(Entries taken from a collection)
####################
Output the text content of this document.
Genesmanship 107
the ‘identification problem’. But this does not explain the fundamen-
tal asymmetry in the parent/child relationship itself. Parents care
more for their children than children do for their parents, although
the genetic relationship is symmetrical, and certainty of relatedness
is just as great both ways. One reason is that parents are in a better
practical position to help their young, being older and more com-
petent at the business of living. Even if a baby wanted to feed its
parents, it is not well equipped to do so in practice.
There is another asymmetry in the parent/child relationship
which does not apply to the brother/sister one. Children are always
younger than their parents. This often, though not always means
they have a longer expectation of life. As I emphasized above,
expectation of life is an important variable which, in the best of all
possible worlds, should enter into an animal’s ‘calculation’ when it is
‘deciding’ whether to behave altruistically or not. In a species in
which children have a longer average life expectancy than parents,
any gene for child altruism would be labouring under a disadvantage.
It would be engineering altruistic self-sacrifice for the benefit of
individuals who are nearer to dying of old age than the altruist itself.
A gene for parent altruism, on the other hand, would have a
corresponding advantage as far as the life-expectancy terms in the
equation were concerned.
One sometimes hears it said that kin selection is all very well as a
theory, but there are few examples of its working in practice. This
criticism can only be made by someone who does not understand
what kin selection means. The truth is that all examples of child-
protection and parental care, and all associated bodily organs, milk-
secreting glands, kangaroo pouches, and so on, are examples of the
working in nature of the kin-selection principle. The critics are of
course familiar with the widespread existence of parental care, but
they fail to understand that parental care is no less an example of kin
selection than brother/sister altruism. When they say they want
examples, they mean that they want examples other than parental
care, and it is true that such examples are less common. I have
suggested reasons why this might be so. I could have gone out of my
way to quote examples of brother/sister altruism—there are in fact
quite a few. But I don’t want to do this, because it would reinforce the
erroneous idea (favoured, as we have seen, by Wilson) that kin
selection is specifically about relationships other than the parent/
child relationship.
####################
Requirement.
The whole of the data above must be given again, unaltered and complete.

Exercise response.
Output the text content of this document.
Genesmanship 107
the ‘identification problem’. But this does not explain the fundamen-
tal asymmetry in the parent/child relationship itself. Parents care
more for their children than children do for their parents, although
the genetic relationship is symmetrical, and certainty of relatedness
is just as great both ways. One reason is that parents are in a better
practical position to help their young, being older and more com-
petent at the business of living. Even if a baby wanted to feed its
parents, it is not well equipped to do so in practice.
There is another asymmetry in the parent/child relationship
which does not apply to the brother/sister one. Children are always
younger than their parents. This often, though not always means
they have a longer expectation of life. As I emphasized above,
expectation of life is an important variable which, in the best of all
possible worlds, should enter into an animal’s ‘calculation’ when it is
‘deciding’ whether to behave altruistically or not. In a species in
which children have a longer average life expectancy than parents,
any gene for child altruism would be labouring under a disadvantage.
It would be engineering altruistic self-sacrifice for the benefit of
individuals who are nearer to dying of old age than the altruist itself.
A gene for parent altruism, on the other hand, would have a
corresponding advantage as far as the life-expectancy terms in the
equation were concerned.
One sometimes hears it said that kin selection is all very well as a
theory, but there are few examples of its working in practice. This
criticism can only be made by someone who does not understand
what kin selection means. The truth is that all examples of child-
protection and parental care, and all associated bodily organs, milk-
secreting glands, kangaroo pouches, and so on, are examples of the
working in nature of the kin-selection principle. The critics are of
course familiar with the widespread existence of parental care, but
they fail to understand that parental care is no less an example of kin
selection than brother/sister altruism. When they say they want
examples, they mean that they want examples other than parental
care, and it is true that such examples are less common. I have
suggested reasons why this might be so. I could have gone out of my
way to quote examples of brother/sister altruism—there are in fact
quite a few. But I don’t want to do this, because it would reinforce the
erroneous idea (favoured, as we have seen, by Wilson) that kin
selection is specifically about relationships other than the parent/
child relationship.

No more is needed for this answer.